#### [WHAT TO DO]
Return all lines that include the string "title".

#### [RAW DATA]
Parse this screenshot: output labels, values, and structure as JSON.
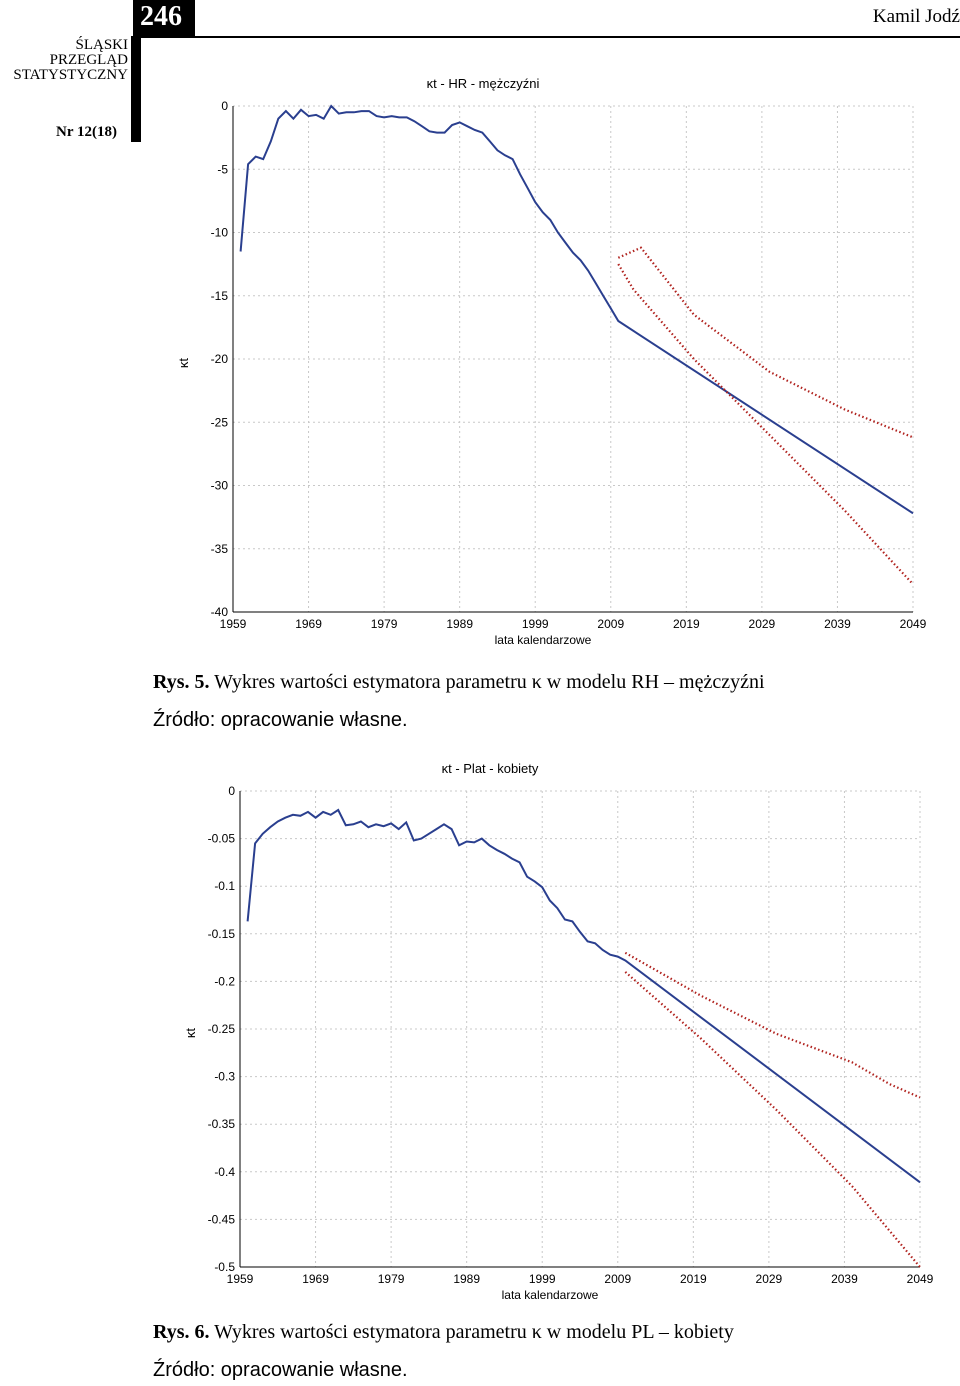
{
  "header": {
    "page_number": "246",
    "author": "Kamil Jodź",
    "journal_lines": [
      "ŚLĄSKI",
      "PRZEGLĄD",
      "STATYSTYCZNY"
    ],
    "issue": "Nr 12(18)"
  },
  "figure1": {
    "label": "Rys. 5.",
    "caption": "Wykres wartości estymatora parametru κ w modelu RH – mężczyźni",
    "source": "Źródło: opracowanie własne."
  },
  "figure2": {
    "label": "Rys. 6.",
    "caption": "Wykres wartości estymatora parametru κ w modelu PL – kobiety",
    "source": "Źródło: opracowanie własne."
  },
  "colors": {
    "series": "#2a3f8f",
    "bounds": "#b0221e",
    "grid": "#c8c8c8"
  },
  "chart_data": [
    {
      "type": "line",
      "title": "κt - HR - mężczyźni",
      "xlabel": "lata kalendarzowe",
      "ylabel": "κt",
      "xlim": [
        1959,
        2049
      ],
      "ylim": [
        -40,
        0
      ],
      "grid": true,
      "x_ticks": [
        1959,
        1969,
        1979,
        1989,
        1999,
        2009,
        2019,
        2029,
        2039,
        2049
      ],
      "y_ticks": [
        0,
        -5,
        -10,
        -15,
        -20,
        -25,
        -30,
        -35,
        -40
      ],
      "series": [
        {
          "style": "solid",
          "x": [
            1960,
            1961,
            1962,
            1963,
            1964,
            1965,
            1966,
            1967,
            1968,
            1969,
            1970,
            1971,
            1972,
            1973,
            1974,
            1975,
            1976,
            1977,
            1978,
            1979,
            1980,
            1981,
            1982,
            1983,
            1984,
            1985,
            1986,
            1987,
            1988,
            1989,
            1990,
            1991,
            1992,
            1993,
            1994,
            1995,
            1996,
            1997,
            1998,
            1999,
            2000,
            2001,
            2002,
            2003,
            2004,
            2005,
            2006,
            2007,
            2008,
            2009,
            2010,
            2049
          ],
          "values": [
            -11.5,
            -4.6,
            -4.0,
            -4.2,
            -2.8,
            -1.0,
            -0.4,
            -1.0,
            -0.3,
            -0.8,
            -0.7,
            -1.0,
            0.0,
            -0.6,
            -0.5,
            -0.5,
            -0.4,
            -0.4,
            -0.8,
            -0.9,
            -0.8,
            -0.9,
            -0.9,
            -1.2,
            -1.6,
            -2.0,
            -2.1,
            -2.1,
            -1.5,
            -1.3,
            -1.6,
            -1.9,
            -2.1,
            -2.8,
            -3.5,
            -3.9,
            -4.2,
            -5.4,
            -6.5,
            -7.6,
            -8.4,
            -9.0,
            -10.0,
            -10.8,
            -11.6,
            -12.2,
            -13.0,
            -14.0,
            -15.0,
            -16.0,
            -17.0,
            -32.2
          ]
        },
        {
          "style": "dotted",
          "x": [
            2010,
            2013,
            2020,
            2030,
            2040,
            2049
          ],
          "values": [
            -12.0,
            -11.2,
            -16.5,
            -21.0,
            -24.0,
            -26.2
          ]
        },
        {
          "style": "dotted",
          "x": [
            2010,
            2012,
            2020,
            2030,
            2040,
            2049
          ],
          "values": [
            -12.5,
            -14.5,
            -20.0,
            -26.0,
            -32.0,
            -37.8
          ]
        }
      ]
    },
    {
      "type": "line",
      "title": "κt - Plat - kobiety",
      "xlabel": "lata kalendarzowe",
      "ylabel": "κt",
      "xlim": [
        1959,
        2049
      ],
      "ylim": [
        -0.5,
        0
      ],
      "grid": true,
      "x_ticks": [
        1959,
        1969,
        1979,
        1989,
        1999,
        2009,
        2019,
        2029,
        2039,
        2049
      ],
      "y_ticks": [
        0,
        -0.05,
        -0.1,
        -0.15,
        -0.2,
        -0.25,
        -0.3,
        -0.35,
        -0.4,
        -0.45,
        -0.5
      ],
      "series": [
        {
          "style": "solid",
          "x": [
            1960,
            1961,
            1962,
            1963,
            1964,
            1965,
            1966,
            1967,
            1968,
            1969,
            1970,
            1971,
            1972,
            1973,
            1974,
            1975,
            1976,
            1977,
            1978,
            1979,
            1980,
            1981,
            1982,
            1983,
            1984,
            1985,
            1986,
            1987,
            1988,
            1989,
            1990,
            1991,
            1992,
            1993,
            1994,
            1995,
            1996,
            1997,
            1998,
            1999,
            2000,
            2001,
            2002,
            2003,
            2004,
            2005,
            2006,
            2007,
            2008,
            2009,
            2010,
            2049
          ],
          "values": [
            -0.137,
            -0.055,
            -0.045,
            -0.038,
            -0.032,
            -0.028,
            -0.025,
            -0.026,
            -0.022,
            -0.028,
            -0.022,
            -0.025,
            -0.02,
            -0.036,
            -0.035,
            -0.032,
            -0.038,
            -0.035,
            -0.037,
            -0.034,
            -0.04,
            -0.033,
            -0.052,
            -0.05,
            -0.045,
            -0.04,
            -0.035,
            -0.04,
            -0.057,
            -0.053,
            -0.054,
            -0.05,
            -0.057,
            -0.062,
            -0.066,
            -0.071,
            -0.075,
            -0.09,
            -0.095,
            -0.101,
            -0.115,
            -0.123,
            -0.135,
            -0.137,
            -0.148,
            -0.158,
            -0.16,
            -0.167,
            -0.172,
            -0.174,
            -0.178,
            -0.411
          ]
        },
        {
          "style": "dotted",
          "x": [
            2010,
            2020,
            2030,
            2040,
            2045,
            2049
          ],
          "values": [
            -0.17,
            -0.215,
            -0.255,
            -0.285,
            -0.308,
            -0.322
          ]
        },
        {
          "style": "dotted",
          "x": [
            2010,
            2020,
            2030,
            2040,
            2049
          ],
          "values": [
            -0.19,
            -0.26,
            -0.335,
            -0.415,
            -0.5
          ]
        }
      ]
    }
  ]
}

#### [PROBLEM SOLUTION]
      "title": "κt - HR - mężczyźni",
      "title": "κt - Plat - kobiety",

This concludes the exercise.